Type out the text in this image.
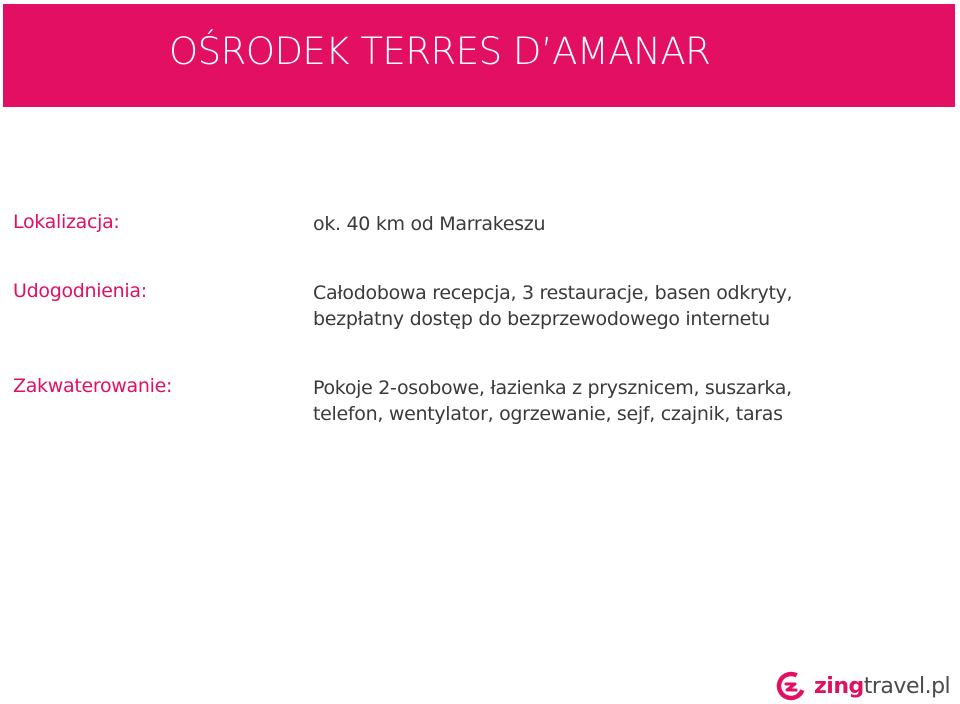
OŚRODEK TERRES D’AMANAR
Lokalizacja:	ok. 40 km od Marrakeszu
Udogodnienia:	Całodobowa recepcja, 3 restauracje, basen odkryty,
bezpłatny dostęp do bezprzewodowego internetu
Zakwaterowanie:	Pokoje 2-osobowe, łazienka z prysznicem, suszarka,
telefon, wentylator, ogrzewanie, sejf, czajnik, taras
zing travel.pl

→ STATED GOAL: Reproduce all entries exactly. Pictures do not belong in the copy.

→ FINAL ANSWER:
Type out the text in this image.
OŚRODEK TERRES D’AMANAR
Lokalizacja:	ok. 40 km od Marrakeszu
Udogodnienia:	Całodobowa recepcja, 3 restauracje, basen odkryty,
bezpłatny dostęp do bezprzewodowego internetu
Zakwaterowanie:	Pokoje 2-osobowe, łazienka z prysznicem, suszarka,
telefon, wentylator, ogrzewanie, sejf, czajnik, taras
zing travel.pl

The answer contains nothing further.